Dataset items:
———

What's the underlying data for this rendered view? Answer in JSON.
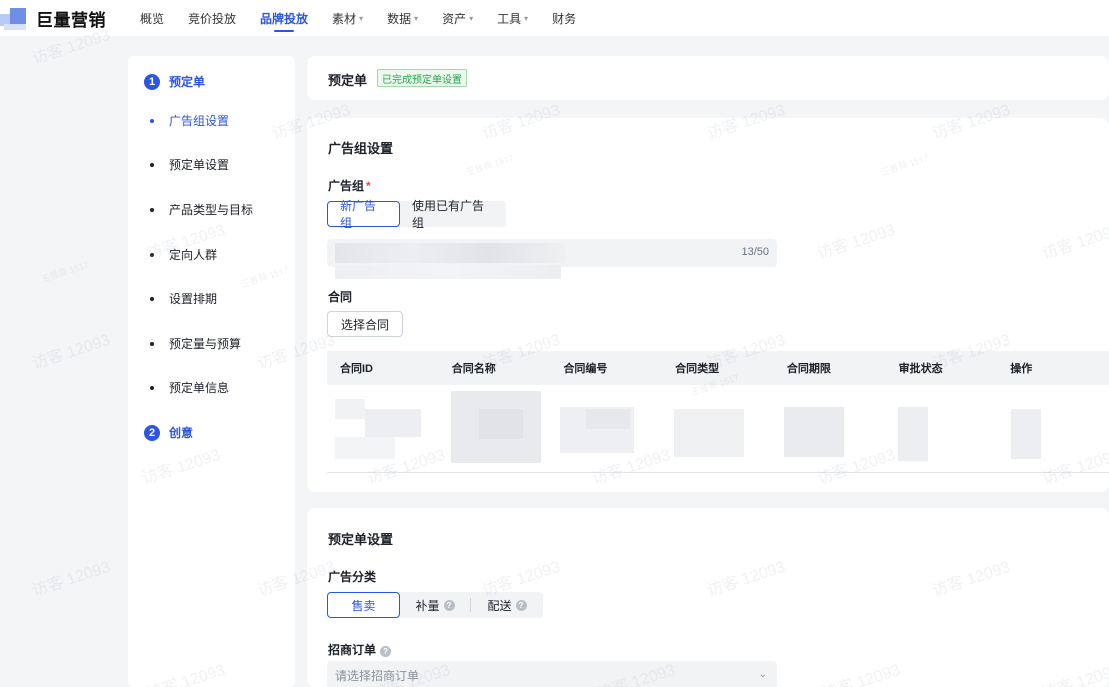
{
  "brand": {
    "name": "巨量营销"
  },
  "nav": {
    "items": [
      {
        "label": "概览",
        "caret": ""
      },
      {
        "label": "竞价投放",
        "caret": ""
      },
      {
        "label": "品牌投放",
        "caret": ""
      },
      {
        "label": "素材",
        "caret": "▾"
      },
      {
        "label": "数据",
        "caret": "▾"
      },
      {
        "label": "资产",
        "caret": "▾"
      },
      {
        "label": "工具",
        "caret": "▾"
      },
      {
        "label": "财务",
        "caret": ""
      }
    ]
  },
  "steps": {
    "step1": {
      "num": "1",
      "title": "预定单"
    },
    "subs": [
      {
        "label": "广告组设置"
      },
      {
        "label": "预定单设置"
      },
      {
        "label": "产品类型与目标"
      },
      {
        "label": "定向人群"
      },
      {
        "label": "设置排期"
      },
      {
        "label": "预定量与预算"
      },
      {
        "label": "预定单信息"
      }
    ],
    "step2": {
      "num": "2",
      "title": "创意"
    }
  },
  "header": {
    "title": "预定单",
    "status_tag": "已完成预定单设置"
  },
  "adgroup": {
    "section_title": "广告组设置",
    "field_label": "广告组",
    "required_mark": "*",
    "options": [
      "新广告组",
      "使用已有广告组"
    ],
    "name_counter": "13/50",
    "contract_label": "合同",
    "select_contract_button": "选择合同",
    "table_headers": [
      "合同ID",
      "合同名称",
      "合同编号",
      "合同类型",
      "合同期限",
      "审批状态",
      "操作"
    ]
  },
  "order": {
    "section_title": "预定单设置",
    "category_label": "广告分类",
    "category_options": [
      "售卖",
      "补量",
      "配送"
    ],
    "help_glyph": "?",
    "merchant_label": "招商订单",
    "merchant_placeholder": "请选择招商订单",
    "chevron": "⌄"
  },
  "watermark": {
    "primary": "访客 12093",
    "secondary": "王普薇 1517"
  }
}
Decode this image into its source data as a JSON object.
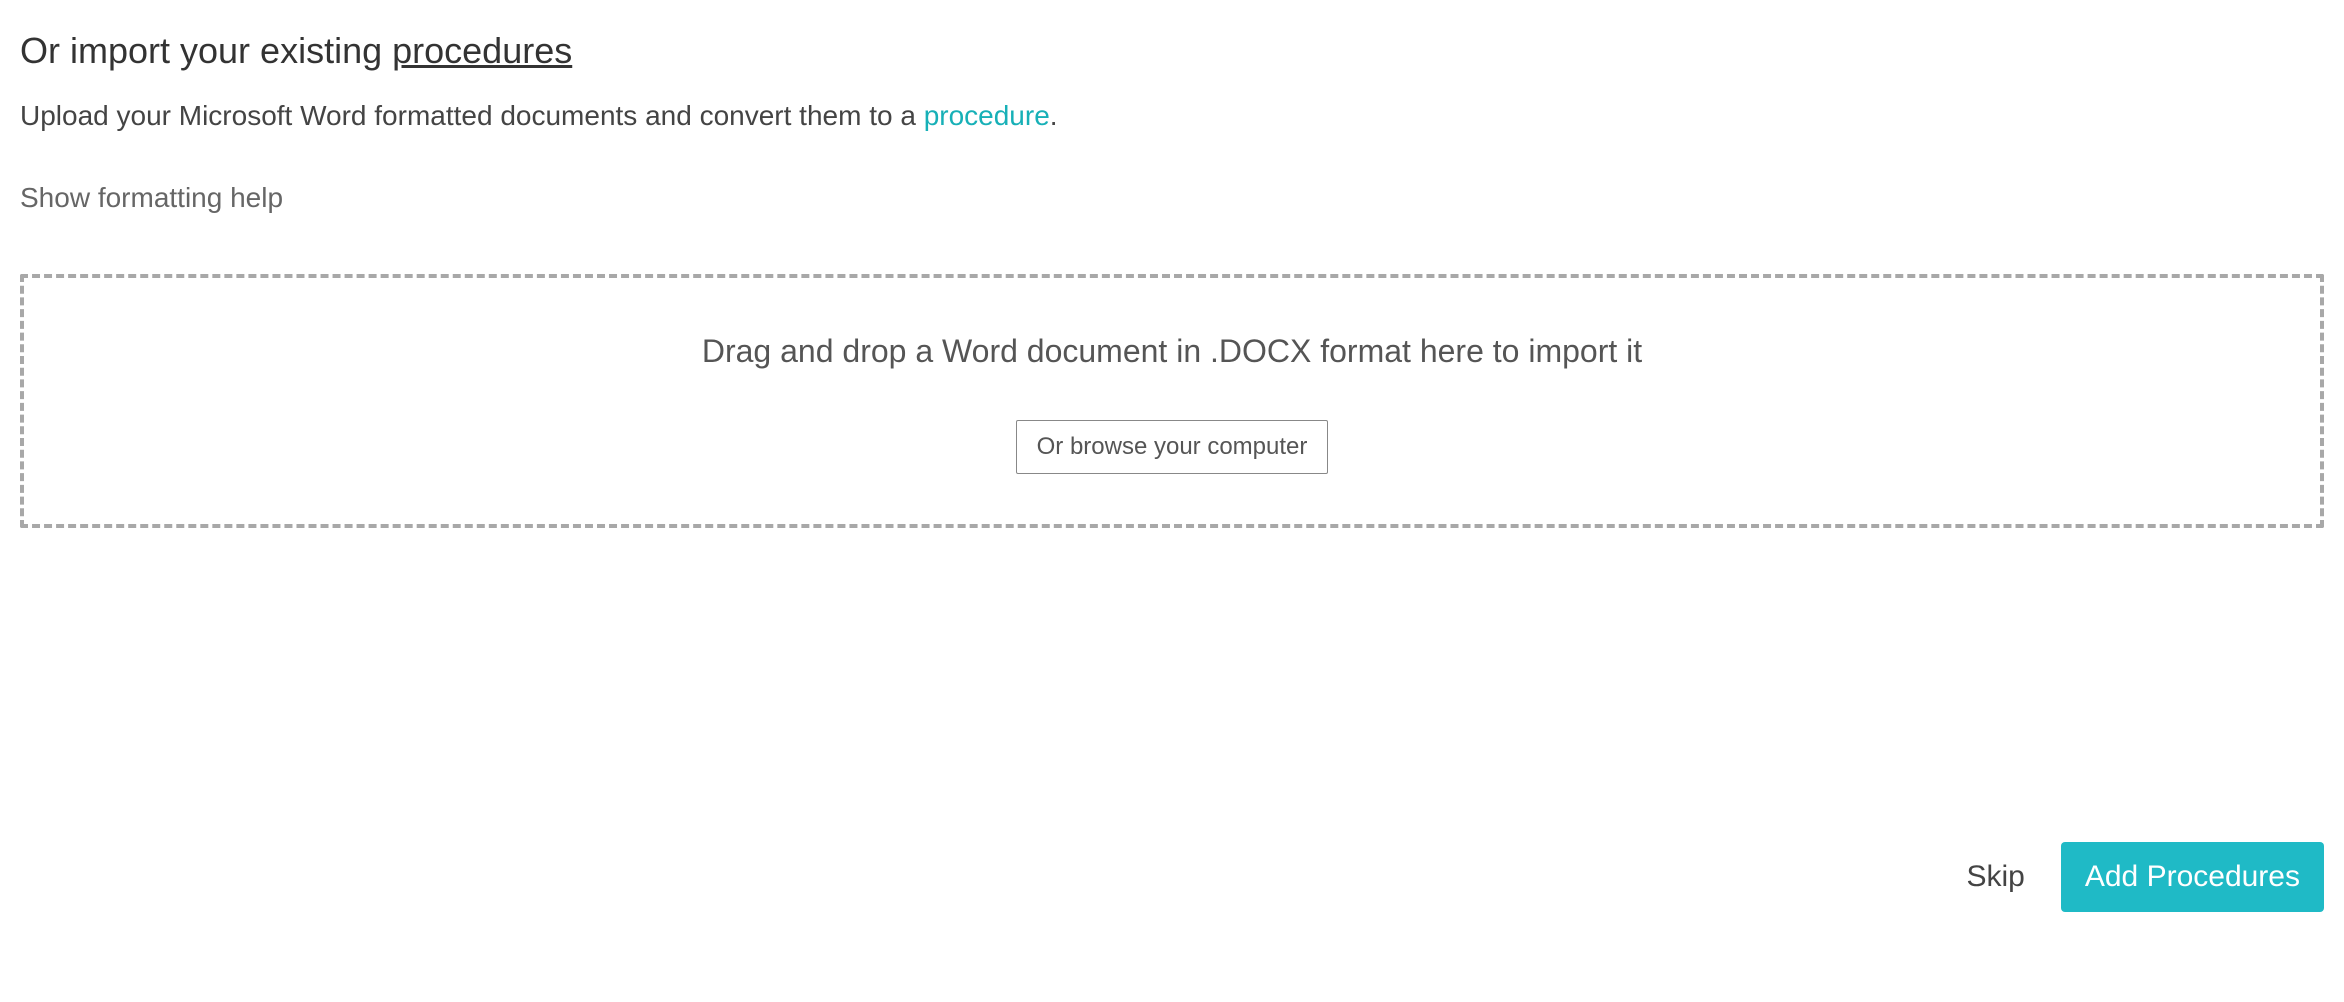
{
  "heading": {
    "prefix": "Or import your existing ",
    "underlined": "procedures"
  },
  "subtext": {
    "prefix": "Upload your Microsoft Word formatted documents and convert them to a ",
    "link": "procedure",
    "suffix": "."
  },
  "help_link": "Show formatting help",
  "dropzone": {
    "text": "Drag and drop a Word document in .DOCX format here to import it",
    "browse_label": "Or browse your computer"
  },
  "footer": {
    "skip_label": "Skip",
    "add_label": "Add Procedures"
  }
}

———

§ **What you are asked to do**
Copy all lines from the material that hold "Word".

§ **Response below**
    "prefix": "Upload your Microsoft Word formatted documents and convert them to a ",
    "text": "Drag and drop a Word document in .DOCX format here to import it",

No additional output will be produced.